** Task directions **
Only the lines from the one containing "Output the text content of this document." through the end of the material are to be echoed, each exactly as it appears.
════
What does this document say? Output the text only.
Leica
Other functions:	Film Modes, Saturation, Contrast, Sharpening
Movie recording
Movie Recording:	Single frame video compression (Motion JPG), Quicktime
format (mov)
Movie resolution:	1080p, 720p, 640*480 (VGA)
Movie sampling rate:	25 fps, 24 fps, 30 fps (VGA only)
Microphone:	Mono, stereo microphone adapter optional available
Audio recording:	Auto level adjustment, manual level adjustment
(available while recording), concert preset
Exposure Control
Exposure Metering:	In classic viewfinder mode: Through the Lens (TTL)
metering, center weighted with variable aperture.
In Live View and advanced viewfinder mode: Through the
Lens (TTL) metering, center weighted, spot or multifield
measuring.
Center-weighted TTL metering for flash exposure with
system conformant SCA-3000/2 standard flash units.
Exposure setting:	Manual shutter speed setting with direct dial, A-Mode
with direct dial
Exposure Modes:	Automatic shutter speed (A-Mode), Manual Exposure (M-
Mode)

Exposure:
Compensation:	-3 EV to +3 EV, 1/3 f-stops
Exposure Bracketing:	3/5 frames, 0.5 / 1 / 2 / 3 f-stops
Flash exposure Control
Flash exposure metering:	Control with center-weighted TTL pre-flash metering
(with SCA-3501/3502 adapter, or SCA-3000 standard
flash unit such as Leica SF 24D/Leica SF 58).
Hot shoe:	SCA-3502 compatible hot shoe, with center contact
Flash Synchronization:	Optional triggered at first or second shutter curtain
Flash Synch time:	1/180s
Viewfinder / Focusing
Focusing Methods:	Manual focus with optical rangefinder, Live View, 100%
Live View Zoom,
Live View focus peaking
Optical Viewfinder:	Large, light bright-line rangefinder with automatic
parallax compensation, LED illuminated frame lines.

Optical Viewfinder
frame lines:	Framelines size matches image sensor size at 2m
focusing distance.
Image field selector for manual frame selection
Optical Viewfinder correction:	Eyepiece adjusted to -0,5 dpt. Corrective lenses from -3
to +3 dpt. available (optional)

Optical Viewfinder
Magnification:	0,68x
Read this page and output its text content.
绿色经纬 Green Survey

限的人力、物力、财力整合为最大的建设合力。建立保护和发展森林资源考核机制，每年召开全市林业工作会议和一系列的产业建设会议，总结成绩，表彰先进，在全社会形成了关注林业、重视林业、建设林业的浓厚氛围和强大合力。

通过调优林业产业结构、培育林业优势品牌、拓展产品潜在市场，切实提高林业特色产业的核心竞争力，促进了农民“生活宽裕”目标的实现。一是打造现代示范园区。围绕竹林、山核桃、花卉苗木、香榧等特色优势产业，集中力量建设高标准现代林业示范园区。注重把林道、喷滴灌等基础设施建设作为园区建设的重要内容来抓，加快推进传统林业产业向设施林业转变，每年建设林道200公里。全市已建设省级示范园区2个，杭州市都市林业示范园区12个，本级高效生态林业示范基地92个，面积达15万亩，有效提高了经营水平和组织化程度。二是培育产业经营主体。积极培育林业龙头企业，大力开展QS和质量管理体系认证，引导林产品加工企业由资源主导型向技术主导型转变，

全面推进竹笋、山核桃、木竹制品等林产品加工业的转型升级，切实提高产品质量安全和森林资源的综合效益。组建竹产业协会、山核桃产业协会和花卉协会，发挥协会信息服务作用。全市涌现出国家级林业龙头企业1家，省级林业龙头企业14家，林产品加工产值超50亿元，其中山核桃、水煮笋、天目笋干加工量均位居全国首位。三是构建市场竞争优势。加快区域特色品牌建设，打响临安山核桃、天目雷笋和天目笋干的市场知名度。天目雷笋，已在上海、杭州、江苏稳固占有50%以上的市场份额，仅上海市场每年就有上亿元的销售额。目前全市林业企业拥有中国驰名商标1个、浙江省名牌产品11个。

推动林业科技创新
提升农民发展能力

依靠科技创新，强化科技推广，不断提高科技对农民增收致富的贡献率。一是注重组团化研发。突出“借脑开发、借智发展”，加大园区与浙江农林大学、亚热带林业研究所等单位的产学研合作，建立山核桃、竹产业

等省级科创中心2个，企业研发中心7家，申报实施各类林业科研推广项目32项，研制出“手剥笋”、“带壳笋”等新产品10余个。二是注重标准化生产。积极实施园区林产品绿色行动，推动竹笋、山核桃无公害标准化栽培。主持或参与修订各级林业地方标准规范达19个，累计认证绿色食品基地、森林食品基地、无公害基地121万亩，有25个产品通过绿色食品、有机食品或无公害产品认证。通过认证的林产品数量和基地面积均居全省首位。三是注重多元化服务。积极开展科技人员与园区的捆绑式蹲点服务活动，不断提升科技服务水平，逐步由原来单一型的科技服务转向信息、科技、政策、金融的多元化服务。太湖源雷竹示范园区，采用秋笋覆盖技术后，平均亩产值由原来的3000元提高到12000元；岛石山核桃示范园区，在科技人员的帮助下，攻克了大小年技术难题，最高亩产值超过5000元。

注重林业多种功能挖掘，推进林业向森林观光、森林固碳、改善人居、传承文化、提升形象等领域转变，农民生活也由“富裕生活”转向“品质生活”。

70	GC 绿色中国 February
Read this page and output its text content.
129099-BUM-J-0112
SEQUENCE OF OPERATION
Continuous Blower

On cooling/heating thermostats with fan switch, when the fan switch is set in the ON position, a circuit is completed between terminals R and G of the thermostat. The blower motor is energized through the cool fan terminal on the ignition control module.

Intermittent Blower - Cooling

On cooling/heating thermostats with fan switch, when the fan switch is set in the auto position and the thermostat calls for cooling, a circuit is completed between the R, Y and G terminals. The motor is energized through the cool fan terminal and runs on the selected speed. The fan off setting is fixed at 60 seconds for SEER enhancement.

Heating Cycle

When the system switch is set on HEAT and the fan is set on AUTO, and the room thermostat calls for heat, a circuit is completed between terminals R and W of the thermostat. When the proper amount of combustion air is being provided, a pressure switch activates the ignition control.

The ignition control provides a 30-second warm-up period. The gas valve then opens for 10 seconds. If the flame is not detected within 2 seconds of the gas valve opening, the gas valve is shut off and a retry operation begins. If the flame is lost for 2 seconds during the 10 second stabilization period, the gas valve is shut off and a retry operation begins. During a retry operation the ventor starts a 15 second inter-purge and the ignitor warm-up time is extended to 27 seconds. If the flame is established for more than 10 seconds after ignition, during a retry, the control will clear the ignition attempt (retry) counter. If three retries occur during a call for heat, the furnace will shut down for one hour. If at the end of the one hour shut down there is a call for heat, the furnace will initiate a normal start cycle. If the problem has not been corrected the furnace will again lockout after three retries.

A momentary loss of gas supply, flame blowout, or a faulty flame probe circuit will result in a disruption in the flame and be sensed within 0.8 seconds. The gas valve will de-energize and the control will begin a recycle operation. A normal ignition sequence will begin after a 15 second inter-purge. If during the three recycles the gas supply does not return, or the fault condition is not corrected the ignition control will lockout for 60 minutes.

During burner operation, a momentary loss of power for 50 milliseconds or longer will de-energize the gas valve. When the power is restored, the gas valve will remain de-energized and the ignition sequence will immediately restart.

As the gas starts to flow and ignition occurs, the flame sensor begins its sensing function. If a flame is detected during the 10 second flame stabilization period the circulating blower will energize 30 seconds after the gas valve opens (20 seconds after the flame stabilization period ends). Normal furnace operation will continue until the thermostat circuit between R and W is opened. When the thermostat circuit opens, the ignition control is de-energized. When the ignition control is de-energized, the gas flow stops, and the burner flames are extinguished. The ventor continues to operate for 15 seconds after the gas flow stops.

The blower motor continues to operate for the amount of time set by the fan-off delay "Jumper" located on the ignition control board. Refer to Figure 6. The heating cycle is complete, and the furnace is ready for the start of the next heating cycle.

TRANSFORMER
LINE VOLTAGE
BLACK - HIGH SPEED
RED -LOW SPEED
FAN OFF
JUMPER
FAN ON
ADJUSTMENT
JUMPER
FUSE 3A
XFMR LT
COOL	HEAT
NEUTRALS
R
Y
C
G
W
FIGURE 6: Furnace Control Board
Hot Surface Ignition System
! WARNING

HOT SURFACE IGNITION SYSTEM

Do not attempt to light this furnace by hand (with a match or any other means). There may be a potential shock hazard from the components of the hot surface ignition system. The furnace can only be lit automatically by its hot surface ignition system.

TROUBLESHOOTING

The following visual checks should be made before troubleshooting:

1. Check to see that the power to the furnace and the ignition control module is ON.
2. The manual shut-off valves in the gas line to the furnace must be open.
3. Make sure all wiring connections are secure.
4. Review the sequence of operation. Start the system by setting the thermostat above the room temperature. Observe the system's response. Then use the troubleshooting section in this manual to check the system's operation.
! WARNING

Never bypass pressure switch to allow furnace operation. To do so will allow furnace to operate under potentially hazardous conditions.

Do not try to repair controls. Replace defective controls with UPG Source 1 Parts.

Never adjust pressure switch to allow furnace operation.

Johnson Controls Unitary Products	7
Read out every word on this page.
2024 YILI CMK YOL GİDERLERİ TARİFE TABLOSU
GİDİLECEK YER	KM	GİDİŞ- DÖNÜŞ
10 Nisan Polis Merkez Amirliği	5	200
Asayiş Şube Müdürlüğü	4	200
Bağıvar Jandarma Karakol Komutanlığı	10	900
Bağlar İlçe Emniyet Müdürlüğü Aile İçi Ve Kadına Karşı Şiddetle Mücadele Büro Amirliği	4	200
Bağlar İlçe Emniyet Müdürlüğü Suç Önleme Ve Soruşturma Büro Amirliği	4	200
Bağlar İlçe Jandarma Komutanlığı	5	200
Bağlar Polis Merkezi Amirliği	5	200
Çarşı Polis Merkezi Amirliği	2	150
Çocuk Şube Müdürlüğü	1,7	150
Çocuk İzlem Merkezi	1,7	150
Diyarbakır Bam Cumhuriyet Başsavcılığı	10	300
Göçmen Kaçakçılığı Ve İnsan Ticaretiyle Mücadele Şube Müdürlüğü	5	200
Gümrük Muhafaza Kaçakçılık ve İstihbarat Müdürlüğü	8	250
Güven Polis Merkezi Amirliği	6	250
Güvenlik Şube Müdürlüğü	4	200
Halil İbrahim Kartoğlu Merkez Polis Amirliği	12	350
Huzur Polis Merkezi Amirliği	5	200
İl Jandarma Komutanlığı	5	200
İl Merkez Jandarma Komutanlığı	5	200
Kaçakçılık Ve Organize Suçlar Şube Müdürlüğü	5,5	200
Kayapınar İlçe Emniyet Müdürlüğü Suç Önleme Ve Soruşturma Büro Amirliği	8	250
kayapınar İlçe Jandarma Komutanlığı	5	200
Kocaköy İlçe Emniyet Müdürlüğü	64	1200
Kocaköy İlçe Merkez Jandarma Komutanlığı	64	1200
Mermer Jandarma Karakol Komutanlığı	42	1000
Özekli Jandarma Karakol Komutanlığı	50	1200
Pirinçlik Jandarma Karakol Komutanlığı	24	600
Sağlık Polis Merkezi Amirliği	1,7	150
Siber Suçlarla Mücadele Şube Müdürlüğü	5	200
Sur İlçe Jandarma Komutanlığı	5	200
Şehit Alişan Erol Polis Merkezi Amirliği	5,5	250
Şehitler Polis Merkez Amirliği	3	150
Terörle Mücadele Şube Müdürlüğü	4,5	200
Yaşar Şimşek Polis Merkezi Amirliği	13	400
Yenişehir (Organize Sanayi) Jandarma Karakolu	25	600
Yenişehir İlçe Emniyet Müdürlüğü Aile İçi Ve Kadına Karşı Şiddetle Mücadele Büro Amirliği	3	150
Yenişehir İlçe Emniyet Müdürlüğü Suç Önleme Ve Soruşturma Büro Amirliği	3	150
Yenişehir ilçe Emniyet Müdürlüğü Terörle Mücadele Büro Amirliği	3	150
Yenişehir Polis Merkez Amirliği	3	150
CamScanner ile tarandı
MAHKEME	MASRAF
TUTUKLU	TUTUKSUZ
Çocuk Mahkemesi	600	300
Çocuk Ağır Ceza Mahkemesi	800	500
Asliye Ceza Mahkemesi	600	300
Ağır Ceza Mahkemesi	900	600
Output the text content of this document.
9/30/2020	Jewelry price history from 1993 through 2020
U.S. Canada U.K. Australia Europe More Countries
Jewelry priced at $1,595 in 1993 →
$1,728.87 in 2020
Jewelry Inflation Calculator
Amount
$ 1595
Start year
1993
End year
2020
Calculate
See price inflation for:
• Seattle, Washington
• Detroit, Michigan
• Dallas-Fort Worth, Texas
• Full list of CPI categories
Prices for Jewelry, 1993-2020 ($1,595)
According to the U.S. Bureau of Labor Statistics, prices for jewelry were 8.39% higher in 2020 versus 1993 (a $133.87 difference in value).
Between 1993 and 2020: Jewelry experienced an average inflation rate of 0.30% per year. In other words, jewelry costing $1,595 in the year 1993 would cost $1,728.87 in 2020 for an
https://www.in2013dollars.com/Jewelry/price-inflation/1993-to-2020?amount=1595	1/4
════
** Problem solution **
Output the text content of this document.
9/30/2020	Jewelry price history from 1993 through 2020
U.S. Canada U.K. Australia Europe More Countries
Jewelry priced at $1,595 in 1993 →
$1,728.87 in 2020
Jewelry Inflation Calculator
Amount
$ 1595
Start year
1993
End year
2020
Calculate
See price inflation for:
• Seattle, Washington
• Detroit, Michigan
• Dallas-Fort Worth, Texas
• Full list of CPI categories
Prices for Jewelry, 1993-2020 ($1,595)
According to the U.S. Bureau of Labor Statistics, prices for jewelry were 8.39% higher in 2020 versus 1993 (a $133.87 difference in value).
Between 1993 and 2020: Jewelry experienced an average inflation rate of 0.30% per year. In other words, jewelry costing $1,595 in the year 1993 would cost $1,728.87 in 2020 for an
https://www.in2013dollars.com/Jewelry/price-inflation/1993-to-2020?amount=1595	1/4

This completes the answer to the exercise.